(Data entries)
━━━

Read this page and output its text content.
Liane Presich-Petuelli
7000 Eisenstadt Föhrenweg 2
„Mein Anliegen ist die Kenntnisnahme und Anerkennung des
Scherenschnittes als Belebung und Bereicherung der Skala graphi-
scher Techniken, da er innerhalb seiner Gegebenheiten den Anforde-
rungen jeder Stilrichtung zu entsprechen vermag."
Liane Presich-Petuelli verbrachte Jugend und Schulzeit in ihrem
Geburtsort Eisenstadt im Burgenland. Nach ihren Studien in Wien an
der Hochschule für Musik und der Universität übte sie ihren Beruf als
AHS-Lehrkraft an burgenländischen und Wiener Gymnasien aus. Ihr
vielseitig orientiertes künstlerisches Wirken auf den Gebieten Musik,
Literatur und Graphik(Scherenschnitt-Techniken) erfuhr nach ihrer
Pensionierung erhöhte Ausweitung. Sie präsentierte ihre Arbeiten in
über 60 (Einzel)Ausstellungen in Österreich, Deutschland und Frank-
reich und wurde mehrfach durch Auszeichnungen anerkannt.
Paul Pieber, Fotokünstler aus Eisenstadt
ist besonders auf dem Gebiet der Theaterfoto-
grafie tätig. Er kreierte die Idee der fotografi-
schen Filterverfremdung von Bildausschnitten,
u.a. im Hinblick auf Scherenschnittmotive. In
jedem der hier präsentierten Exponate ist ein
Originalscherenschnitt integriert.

━━━

Instructions to follow:
Scan the material above. Copy each line where "Liane" occurs.

Solution for this exercise:
Liane Presich-Petuelli
Liane Presich-Petuelli verbrachte Jugend und Schulzeit in ihrem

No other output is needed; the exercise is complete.